BEGIN RECORDS TO PROCESS

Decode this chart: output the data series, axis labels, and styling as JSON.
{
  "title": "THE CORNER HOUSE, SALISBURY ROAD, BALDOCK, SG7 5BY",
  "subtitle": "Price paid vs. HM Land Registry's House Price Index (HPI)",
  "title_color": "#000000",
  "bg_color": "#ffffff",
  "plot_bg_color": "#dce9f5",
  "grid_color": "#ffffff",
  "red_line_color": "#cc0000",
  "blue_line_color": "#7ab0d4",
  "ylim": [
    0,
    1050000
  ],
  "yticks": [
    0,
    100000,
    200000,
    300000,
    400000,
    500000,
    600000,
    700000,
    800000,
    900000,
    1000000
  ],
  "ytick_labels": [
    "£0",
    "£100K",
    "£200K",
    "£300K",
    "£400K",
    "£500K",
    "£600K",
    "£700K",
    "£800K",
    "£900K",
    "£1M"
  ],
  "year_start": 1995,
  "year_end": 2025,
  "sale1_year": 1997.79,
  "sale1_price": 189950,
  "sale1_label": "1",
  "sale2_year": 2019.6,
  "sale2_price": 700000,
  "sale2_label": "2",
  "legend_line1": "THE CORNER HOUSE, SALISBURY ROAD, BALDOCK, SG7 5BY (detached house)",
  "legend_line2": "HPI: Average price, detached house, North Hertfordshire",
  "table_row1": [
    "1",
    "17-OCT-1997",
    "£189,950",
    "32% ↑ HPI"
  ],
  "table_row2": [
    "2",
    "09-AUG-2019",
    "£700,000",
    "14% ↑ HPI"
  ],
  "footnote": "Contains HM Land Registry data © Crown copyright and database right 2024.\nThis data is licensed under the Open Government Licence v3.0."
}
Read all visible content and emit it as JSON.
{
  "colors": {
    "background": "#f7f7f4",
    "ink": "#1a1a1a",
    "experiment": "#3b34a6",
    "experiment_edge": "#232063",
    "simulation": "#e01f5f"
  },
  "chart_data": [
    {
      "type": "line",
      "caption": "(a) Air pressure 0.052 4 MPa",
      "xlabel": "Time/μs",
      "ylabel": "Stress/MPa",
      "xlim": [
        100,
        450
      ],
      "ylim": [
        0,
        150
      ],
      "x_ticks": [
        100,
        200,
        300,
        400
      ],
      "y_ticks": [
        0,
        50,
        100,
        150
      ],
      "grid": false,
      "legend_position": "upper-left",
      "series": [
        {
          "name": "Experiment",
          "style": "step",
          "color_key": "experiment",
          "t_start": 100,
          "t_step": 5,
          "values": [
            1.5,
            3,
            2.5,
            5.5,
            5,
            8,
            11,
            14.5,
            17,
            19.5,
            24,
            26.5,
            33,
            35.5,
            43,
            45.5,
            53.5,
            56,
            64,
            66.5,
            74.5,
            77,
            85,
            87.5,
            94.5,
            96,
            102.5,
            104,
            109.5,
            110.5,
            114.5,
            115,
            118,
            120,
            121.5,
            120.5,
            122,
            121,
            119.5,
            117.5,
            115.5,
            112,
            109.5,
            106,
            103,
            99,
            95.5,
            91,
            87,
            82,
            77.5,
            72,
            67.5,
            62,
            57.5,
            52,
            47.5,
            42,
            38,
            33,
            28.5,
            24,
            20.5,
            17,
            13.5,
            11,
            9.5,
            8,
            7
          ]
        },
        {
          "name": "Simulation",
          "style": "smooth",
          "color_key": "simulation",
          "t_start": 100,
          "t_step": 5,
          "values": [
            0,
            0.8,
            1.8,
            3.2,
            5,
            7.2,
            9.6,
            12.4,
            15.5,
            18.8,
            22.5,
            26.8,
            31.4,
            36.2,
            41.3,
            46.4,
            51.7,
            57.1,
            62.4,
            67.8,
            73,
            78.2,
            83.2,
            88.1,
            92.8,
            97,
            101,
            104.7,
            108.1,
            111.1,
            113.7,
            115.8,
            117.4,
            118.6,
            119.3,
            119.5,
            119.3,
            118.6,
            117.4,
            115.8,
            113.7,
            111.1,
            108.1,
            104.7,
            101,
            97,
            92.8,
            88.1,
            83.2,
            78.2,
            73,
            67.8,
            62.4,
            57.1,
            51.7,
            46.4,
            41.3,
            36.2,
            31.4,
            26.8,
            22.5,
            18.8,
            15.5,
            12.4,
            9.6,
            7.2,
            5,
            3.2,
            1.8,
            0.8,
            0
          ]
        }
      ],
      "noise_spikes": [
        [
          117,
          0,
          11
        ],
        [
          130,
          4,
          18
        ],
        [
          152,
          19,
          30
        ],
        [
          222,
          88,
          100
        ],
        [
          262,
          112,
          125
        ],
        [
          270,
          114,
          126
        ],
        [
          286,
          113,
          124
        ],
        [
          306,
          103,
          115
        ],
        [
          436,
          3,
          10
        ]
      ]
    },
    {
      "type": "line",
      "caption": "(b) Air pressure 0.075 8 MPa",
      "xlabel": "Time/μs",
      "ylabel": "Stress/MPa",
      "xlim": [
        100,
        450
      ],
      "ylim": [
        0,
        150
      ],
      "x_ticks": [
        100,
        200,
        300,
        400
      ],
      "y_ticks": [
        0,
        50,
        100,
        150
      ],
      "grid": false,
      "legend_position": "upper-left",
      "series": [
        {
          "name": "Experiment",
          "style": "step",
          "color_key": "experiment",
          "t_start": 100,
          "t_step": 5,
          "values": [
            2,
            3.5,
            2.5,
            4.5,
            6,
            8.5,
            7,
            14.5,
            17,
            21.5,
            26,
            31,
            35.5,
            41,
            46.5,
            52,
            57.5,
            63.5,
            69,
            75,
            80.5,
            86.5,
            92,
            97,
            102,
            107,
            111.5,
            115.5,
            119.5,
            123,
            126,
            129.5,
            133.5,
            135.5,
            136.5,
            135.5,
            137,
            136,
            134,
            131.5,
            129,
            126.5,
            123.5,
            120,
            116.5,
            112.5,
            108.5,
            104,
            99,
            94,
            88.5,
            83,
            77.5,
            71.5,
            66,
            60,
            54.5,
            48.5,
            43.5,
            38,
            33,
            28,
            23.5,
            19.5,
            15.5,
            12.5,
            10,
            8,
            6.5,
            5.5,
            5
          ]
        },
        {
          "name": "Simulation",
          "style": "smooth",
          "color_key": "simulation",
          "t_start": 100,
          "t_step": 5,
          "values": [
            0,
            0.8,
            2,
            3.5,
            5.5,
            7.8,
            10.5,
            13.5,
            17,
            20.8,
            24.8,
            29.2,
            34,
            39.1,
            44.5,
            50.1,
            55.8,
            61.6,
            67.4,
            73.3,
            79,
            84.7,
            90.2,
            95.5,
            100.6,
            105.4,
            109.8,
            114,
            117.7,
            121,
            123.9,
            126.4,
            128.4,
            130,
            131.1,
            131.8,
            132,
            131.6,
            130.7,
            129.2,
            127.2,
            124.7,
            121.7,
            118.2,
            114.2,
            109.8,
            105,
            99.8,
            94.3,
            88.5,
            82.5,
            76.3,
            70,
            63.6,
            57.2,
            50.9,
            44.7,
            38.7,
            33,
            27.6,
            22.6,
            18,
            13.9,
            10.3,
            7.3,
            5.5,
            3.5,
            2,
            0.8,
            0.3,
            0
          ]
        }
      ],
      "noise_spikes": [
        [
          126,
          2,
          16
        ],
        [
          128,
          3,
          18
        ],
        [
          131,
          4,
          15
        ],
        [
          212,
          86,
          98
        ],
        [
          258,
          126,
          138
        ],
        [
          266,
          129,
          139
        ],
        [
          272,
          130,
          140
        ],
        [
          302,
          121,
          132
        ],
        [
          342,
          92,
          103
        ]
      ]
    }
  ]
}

END RECORDS TO PROCESS

> GIVEN INSTRUCTION
State, as a number only, how many lines in the entries include "JSON".

> EXERCISE RESPONSE
2